Set out every line bearing the string "color".

** START OF Records for the task **

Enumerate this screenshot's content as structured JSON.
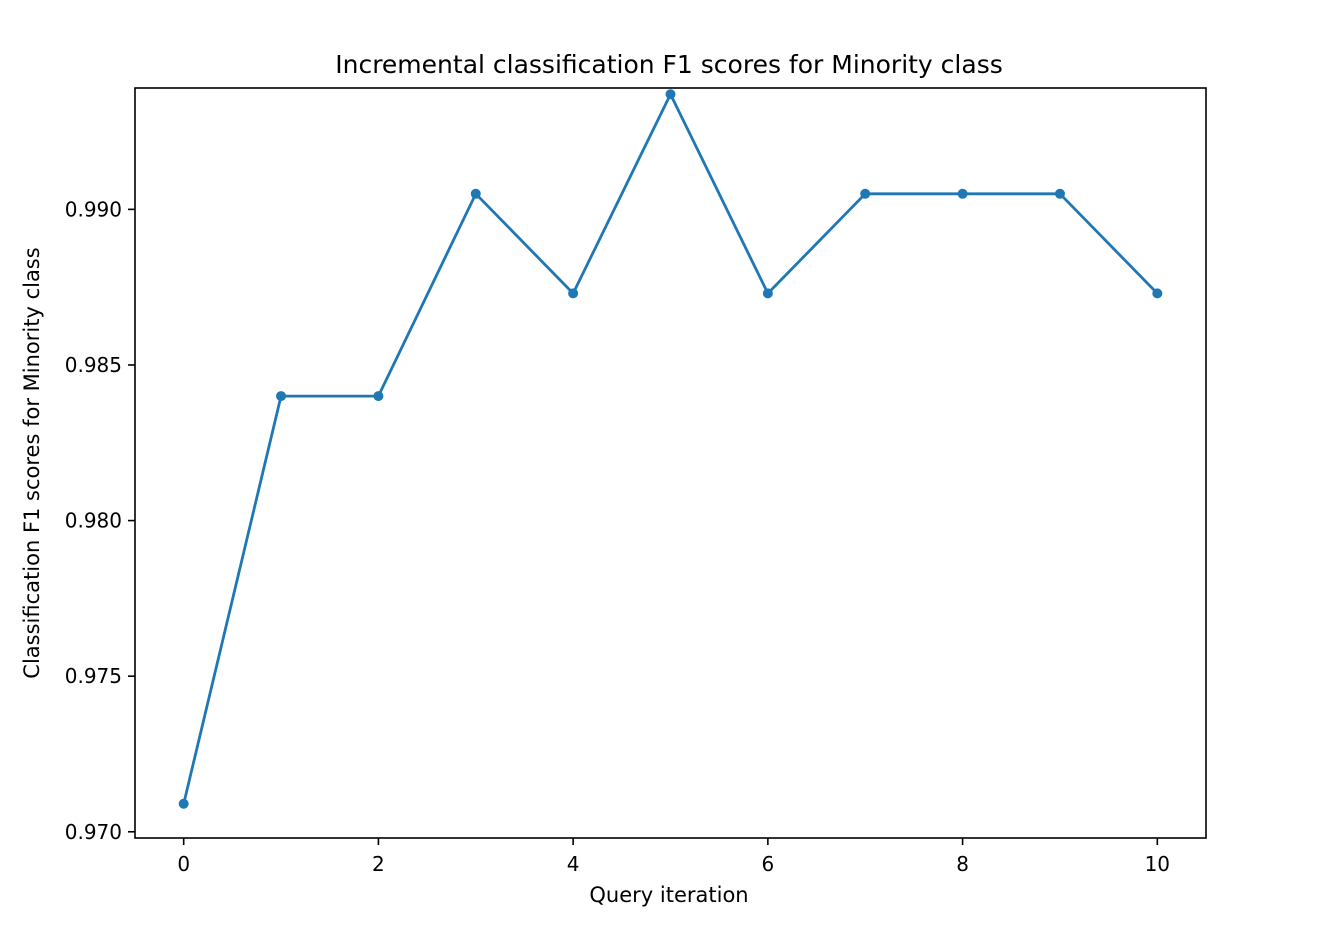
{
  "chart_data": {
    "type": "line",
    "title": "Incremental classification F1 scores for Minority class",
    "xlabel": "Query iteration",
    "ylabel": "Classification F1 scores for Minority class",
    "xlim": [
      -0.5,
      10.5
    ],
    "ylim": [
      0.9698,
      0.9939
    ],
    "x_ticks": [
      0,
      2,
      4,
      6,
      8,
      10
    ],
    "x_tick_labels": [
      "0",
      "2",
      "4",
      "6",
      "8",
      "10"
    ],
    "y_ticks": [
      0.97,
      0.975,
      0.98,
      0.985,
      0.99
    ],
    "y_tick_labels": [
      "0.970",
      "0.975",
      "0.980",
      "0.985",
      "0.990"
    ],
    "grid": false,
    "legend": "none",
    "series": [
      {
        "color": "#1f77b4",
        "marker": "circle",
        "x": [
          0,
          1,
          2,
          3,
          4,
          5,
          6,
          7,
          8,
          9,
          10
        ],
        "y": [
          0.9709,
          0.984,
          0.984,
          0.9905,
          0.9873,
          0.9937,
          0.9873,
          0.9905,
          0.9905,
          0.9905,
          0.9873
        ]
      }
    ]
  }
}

** END OF Records for the task **
** START OF Records for the task **

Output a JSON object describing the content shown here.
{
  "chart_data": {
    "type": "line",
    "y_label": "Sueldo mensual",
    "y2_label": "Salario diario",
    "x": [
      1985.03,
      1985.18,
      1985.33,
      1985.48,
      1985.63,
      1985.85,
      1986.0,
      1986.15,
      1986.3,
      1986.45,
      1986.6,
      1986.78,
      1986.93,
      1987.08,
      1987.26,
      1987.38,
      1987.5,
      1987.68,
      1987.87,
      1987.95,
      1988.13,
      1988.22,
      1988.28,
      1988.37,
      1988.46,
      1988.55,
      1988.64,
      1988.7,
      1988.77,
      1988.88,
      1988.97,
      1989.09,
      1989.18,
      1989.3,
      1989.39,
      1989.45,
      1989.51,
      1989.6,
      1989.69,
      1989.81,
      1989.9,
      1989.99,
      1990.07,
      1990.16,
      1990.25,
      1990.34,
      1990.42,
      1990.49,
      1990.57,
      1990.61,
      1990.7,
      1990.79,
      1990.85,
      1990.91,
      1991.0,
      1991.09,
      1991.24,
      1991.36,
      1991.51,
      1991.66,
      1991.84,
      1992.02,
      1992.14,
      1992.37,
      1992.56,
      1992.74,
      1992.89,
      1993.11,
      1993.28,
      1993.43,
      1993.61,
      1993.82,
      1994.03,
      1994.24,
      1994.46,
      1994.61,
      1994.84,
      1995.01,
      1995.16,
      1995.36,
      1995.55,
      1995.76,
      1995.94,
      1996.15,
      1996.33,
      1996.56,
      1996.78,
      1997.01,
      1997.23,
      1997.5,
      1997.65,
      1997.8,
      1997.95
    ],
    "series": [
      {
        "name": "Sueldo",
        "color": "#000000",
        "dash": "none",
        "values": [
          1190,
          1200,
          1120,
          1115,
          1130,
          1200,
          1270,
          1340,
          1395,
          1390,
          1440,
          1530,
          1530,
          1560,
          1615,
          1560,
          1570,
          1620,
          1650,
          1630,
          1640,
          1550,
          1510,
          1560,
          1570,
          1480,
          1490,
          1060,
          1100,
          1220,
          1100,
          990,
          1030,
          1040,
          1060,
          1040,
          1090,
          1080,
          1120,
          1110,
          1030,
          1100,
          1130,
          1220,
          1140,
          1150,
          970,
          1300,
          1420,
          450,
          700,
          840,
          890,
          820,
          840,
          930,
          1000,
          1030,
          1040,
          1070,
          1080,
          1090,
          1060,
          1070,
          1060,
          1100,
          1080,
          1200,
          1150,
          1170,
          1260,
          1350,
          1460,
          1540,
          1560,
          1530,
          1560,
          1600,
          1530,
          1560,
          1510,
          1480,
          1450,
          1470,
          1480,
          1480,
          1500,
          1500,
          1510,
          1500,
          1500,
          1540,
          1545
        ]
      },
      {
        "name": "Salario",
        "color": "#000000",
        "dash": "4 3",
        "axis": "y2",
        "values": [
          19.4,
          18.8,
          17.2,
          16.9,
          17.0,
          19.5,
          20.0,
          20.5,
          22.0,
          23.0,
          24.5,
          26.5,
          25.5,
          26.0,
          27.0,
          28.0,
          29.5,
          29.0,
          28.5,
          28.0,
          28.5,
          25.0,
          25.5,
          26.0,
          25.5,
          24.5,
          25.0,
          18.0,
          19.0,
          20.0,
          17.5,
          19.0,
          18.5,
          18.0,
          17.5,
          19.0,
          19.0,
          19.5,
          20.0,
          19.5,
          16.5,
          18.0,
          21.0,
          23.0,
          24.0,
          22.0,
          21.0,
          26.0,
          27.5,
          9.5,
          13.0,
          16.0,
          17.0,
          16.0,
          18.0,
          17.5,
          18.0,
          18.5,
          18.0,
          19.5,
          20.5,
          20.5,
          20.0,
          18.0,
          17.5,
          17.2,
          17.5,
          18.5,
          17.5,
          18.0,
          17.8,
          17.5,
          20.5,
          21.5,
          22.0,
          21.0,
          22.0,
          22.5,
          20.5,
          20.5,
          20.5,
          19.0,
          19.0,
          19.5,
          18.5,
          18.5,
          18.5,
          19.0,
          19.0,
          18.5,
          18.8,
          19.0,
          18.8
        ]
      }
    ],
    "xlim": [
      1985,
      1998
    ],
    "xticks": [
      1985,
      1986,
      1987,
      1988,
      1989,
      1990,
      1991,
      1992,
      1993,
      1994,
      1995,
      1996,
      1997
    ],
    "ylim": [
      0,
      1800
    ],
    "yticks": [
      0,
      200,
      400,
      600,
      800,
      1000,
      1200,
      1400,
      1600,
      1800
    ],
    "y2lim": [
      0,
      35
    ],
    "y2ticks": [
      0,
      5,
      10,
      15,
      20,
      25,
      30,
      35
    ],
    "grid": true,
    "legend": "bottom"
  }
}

** END OF Records for the task **
** START OF Records for the task **

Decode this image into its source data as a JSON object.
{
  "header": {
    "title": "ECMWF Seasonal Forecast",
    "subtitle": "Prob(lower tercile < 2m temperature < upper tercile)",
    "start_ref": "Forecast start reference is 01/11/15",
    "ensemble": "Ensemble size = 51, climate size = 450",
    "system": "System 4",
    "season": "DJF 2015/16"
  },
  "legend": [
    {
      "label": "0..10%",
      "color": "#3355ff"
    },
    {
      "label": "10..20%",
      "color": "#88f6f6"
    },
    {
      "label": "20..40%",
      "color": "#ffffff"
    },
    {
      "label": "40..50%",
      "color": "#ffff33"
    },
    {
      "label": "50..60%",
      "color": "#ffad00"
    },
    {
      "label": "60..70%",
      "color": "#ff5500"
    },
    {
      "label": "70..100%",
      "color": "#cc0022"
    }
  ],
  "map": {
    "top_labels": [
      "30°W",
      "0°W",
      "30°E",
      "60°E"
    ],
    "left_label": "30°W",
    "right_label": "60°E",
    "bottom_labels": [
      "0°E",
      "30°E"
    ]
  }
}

** END OF Records for the task **

▶ Full solution
        "color": "#1f77b4",
        "color": "#000000",
        "color": "#000000",
      "color": "#3355ff"
      "color": "#88f6f6"
      "color": "#ffffff"
      "color": "#ffff33"
      "color": "#ffad00"
      "color": "#ff5500"
      "color": "#cc0022"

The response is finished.